Short problem: Print the full listing exactly.

Data for this task:
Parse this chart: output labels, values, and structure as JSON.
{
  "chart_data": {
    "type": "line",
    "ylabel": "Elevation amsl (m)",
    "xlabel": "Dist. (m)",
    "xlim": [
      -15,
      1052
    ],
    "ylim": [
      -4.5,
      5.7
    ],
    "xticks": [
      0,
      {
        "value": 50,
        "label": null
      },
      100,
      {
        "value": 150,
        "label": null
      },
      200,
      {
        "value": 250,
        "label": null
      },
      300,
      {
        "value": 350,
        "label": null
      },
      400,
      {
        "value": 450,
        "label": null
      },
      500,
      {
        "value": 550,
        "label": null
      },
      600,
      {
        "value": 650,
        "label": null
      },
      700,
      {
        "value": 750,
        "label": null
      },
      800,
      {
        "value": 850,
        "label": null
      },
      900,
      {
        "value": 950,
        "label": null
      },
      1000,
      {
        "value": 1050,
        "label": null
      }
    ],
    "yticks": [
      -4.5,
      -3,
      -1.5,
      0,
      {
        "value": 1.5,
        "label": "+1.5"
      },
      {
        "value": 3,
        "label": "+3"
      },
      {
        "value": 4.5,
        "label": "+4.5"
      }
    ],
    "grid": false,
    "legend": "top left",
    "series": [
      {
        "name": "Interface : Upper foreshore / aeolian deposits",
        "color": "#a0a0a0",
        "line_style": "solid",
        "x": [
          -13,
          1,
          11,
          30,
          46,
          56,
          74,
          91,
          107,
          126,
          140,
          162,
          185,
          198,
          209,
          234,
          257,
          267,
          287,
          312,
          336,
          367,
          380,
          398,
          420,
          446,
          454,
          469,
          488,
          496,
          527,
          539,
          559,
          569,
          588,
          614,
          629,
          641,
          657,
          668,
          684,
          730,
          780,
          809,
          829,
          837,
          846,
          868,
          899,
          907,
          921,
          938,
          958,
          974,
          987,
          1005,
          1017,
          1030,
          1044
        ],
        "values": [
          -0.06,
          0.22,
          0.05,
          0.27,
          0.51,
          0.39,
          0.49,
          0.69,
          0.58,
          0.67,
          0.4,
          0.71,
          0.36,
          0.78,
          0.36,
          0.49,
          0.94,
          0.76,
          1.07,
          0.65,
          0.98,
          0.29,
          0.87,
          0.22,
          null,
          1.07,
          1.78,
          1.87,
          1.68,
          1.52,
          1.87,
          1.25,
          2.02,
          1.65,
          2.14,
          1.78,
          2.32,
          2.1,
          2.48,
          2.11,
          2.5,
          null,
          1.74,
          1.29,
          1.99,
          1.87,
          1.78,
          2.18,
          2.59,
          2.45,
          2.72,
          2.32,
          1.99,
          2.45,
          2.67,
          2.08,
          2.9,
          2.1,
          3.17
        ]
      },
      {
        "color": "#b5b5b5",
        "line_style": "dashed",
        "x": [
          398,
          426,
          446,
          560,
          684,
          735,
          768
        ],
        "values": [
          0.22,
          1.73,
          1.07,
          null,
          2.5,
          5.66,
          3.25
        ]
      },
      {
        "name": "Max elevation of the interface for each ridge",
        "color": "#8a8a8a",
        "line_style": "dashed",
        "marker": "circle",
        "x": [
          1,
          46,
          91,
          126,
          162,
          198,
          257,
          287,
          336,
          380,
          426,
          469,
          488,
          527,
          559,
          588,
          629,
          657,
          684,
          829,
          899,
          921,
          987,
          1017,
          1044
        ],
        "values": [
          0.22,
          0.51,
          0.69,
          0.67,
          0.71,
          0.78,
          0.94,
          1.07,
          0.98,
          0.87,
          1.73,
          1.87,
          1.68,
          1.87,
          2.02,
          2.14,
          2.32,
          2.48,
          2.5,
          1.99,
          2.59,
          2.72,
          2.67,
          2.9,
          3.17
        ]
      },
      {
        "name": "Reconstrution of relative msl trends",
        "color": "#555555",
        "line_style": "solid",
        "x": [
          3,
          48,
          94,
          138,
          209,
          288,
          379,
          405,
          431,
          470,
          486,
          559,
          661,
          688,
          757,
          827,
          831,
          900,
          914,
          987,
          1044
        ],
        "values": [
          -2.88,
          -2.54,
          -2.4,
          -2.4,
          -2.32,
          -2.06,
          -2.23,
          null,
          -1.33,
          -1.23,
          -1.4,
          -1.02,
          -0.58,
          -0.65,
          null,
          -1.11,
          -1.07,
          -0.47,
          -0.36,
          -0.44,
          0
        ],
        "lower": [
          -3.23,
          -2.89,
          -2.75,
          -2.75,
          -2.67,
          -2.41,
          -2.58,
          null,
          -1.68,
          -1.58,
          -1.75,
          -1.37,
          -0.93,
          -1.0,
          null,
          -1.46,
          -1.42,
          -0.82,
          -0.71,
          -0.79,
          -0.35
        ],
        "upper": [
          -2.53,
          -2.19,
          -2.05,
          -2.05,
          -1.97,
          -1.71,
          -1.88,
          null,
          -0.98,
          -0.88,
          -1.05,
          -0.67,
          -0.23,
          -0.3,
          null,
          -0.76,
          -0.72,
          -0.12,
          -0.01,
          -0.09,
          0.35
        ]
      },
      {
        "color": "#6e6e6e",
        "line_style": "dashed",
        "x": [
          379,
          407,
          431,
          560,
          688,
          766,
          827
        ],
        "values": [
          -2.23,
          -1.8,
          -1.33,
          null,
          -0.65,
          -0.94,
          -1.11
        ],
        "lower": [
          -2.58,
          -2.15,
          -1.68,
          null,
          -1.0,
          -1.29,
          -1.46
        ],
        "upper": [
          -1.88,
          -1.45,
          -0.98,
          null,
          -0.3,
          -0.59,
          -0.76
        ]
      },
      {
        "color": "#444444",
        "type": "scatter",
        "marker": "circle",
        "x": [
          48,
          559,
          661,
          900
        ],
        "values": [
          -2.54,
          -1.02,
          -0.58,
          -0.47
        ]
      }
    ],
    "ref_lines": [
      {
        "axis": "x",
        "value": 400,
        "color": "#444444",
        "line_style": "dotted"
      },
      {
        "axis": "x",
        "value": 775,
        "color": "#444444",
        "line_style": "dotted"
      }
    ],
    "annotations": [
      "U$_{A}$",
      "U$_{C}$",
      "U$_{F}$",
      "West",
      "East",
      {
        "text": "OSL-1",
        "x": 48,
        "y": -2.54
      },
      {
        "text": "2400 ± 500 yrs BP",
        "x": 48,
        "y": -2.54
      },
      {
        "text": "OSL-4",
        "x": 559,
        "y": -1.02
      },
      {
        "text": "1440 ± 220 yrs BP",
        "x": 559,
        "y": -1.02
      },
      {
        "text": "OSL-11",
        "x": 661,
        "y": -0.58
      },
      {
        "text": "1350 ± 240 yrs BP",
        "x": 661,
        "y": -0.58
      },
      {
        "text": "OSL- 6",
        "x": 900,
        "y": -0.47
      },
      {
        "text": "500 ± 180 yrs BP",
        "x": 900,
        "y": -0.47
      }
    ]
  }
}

Response:
Parse this chart: output labels, values, and structure as JSON.
{
  "chart_data": {
    "type": "line",
    "ylabel": "Elevation amsl (m)",
    "xlabel": "Dist. (m)",
    "xlim": [
      -15,
      1052
    ],
    "ylim": [
      -4.5,
      5.7
    ],
    "xticks": [
      0,
      {
        "value": 50,
        "label": null
      },
      100,
      {
        "value": 150,
        "label": null
      },
      200,
      {
        "value": 250,
        "label": null
      },
      300,
      {
        "value": 350,
        "label": null
      },
      400,
      {
        "value": 450,
        "label": null
      },
      500,
      {
        "value": 550,
        "label": null
      },
      600,
      {
        "value": 650,
        "label": null
      },
      700,
      {
        "value": 750,
        "label": null
      },
      800,
      {
        "value": 850,
        "label": null
      },
      900,
      {
        "value": 950,
        "label": null
      },
      1000,
      {
        "value": 1050,
        "label": null
      }
    ],
    "yticks": [
      -4.5,
      -3,
      -1.5,
      0,
      {
        "value": 1.5,
        "label": "+1.5"
      },
      {
        "value": 3,
        "label": "+3"
      },
      {
        "value": 4.5,
        "label": "+4.5"
      }
    ],
    "grid": false,
    "legend": "top left",
    "series": [
      {
        "name": "Interface : Upper foreshore / aeolian deposits",
        "color": "#a0a0a0",
        "line_style": "solid",
        "x": [
          -13,
          1,
          11,
          30,
          46,
          56,
          74,
          91,
          107,
          126,
          140,
          162,
          185,
          198,
          209,
          234,
          257,
          267,
          287,
          312,
          336,
          367,
          380,
          398,
          420,
          446,
          454,
          469,
          488,
          496,
          527,
          539,
          559,
          569,
          588,
          614,
          629,
          641,
          657,
          668,
          684,
          730,
          780,
          809,
          829,
          837,
          846,
          868,
          899,
          907,
          921,
          938,
          958,
          974,
          987,
          1005,
          1017,
          1030,
          1044
        ],
        "values": [
          -0.06,
          0.22,
          0.05,
          0.27,
          0.51,
          0.39,
          0.49,
          0.69,
          0.58,
          0.67,
          0.4,
          0.71,
          0.36,
          0.78,
          0.36,
          0.49,
          0.94,
          0.76,
          1.07,
          0.65,
          0.98,
          0.29,
          0.87,
          0.22,
          null,
          1.07,
          1.78,
          1.87,
          1.68,
          1.52,
          1.87,
          1.25,
          2.02,
          1.65,
          2.14,
          1.78,
          2.32,
          2.1,
          2.48,
          2.11,
          2.5,
          null,
          1.74,
          1.29,
          1.99,
          1.87,
          1.78,
          2.18,
          2.59,
          2.45,
          2.72,
          2.32,
          1.99,
          2.45,
          2.67,
          2.08,
          2.9,
          2.1,
          3.17
        ]
      },
      {
        "color": "#b5b5b5",
        "line_style": "dashed",
        "x": [
          398,
          426,
          446,
          560,
          684,
          735,
          768
        ],
        "values": [
          0.22,
          1.73,
          1.07,
          null,
          2.5,
          5.66,
          3.25
        ]
      },
      {
        "name": "Max elevation of the interface for each ridge",
        "color": "#8a8a8a",
        "line_style": "dashed",
        "marker": "circle",
        "x": [
          1,
          46,
          91,
          126,
          162,
          198,
          257,
          287,
          336,
          380,
          426,
          469,
          488,
          527,
          559,
          588,
          629,
          657,
          684,
          829,
          899,
          921,
          987,
          1017,
          1044
        ],
        "values": [
          0.22,
          0.51,
          0.69,
          0.67,
          0.71,
          0.78,
          0.94,
          1.07,
          0.98,
          0.87,
          1.73,
          1.87,
          1.68,
          1.87,
          2.02,
          2.14,
          2.32,
          2.48,
          2.5,
          1.99,
          2.59,
          2.72,
          2.67,
          2.9,
          3.17
        ]
      },
      {
        "name": "Reconstrution of relative msl trends",
        "color": "#555555",
        "line_style": "solid",
        "x": [
          3,
          48,
          94,
          138,
          209,
          288,
          379,
          405,
          431,
          470,
          486,
          559,
          661,
          688,
          757,
          827,
          831,
          900,
          914,
          987,
          1044
        ],
        "values": [
          -2.88,
          -2.54,
          -2.4,
          -2.4,
          -2.32,
          -2.06,
          -2.23,
          null,
          -1.33,
          -1.23,
          -1.4,
          -1.02,
          -0.58,
          -0.65,
          null,
          -1.11,
          -1.07,
          -0.47,
          -0.36,
          -0.44,
          0
        ],
        "lower": [
          -3.23,
          -2.89,
          -2.75,
          -2.75,
          -2.67,
          -2.41,
          -2.58,
          null,
          -1.68,
          -1.58,
          -1.75,
          -1.37,
          -0.93,
          -1.0,
          null,
          -1.46,
          -1.42,
          -0.82,
          -0.71,
          -0.79,
          -0.35
        ],
        "upper": [
          -2.53,
          -2.19,
          -2.05,
          -2.05,
          -1.97,
          -1.71,
          -1.88,
          null,
          -0.98,
          -0.88,
          -1.05,
          -0.67,
          -0.23,
          -0.3,
          null,
          -0.76,
          -0.72,
          -0.12,
          -0.01,
          -0.09,
          0.35
        ]
      },
      {
        "color": "#6e6e6e",
        "line_style": "dashed",
        "x": [
          379,
          407,
          431,
          560,
          688,
          766,
          827
        ],
        "values": [
          -2.23,
          -1.8,
          -1.33,
          null,
          -0.65,
          -0.94,
          -1.11
        ],
        "lower": [
          -2.58,
          -2.15,
          -1.68,
          null,
          -1.0,
          -1.29,
          -1.46
        ],
        "upper": [
          -1.88,
          -1.45,
          -0.98,
          null,
          -0.3,
          -0.59,
          -0.76
        ]
      },
      {
        "color": "#444444",
        "type": "scatter",
        "marker": "circle",
        "x": [
          48,
          559,
          661,
          900
        ],
        "values": [
          -2.54,
          -1.02,
          -0.58,
          -0.47
        ]
      }
    ],
    "ref_lines": [
      {
        "axis": "x",
        "value": 400,
        "color": "#444444",
        "line_style": "dotted"
      },
      {
        "axis": "x",
        "value": 775,
        "color": "#444444",
        "line_style": "dotted"
      }
    ],
    "annotations": [
      "U$_{A}$",
      "U$_{C}$",
      "U$_{F}$",
      "West",
      "East",
      {
        "text": "OSL-1",
        "x": 48,
        "y": -2.54
      },
      {
        "text": "2400 ± 500 yrs BP",
        "x": 48,
        "y": -2.54
      },
      {
        "text": "OSL-4",
        "x": 559,
        "y": -1.02
      },
      {
        "text": "1440 ± 220 yrs BP",
        "x": 559,
        "y": -1.02
      },
      {
        "text": "OSL-11",
        "x": 661,
        "y": -0.58
      },
      {
        "text": "1350 ± 240 yrs BP",
        "x": 661,
        "y": -0.58
      },
      {
        "text": "OSL- 6",
        "x": 900,
        "y": -0.47
      },
      {
        "text": "500 ± 180 yrs BP",
        "x": 900,
        "y": -0.47
      }
    ]
  }
}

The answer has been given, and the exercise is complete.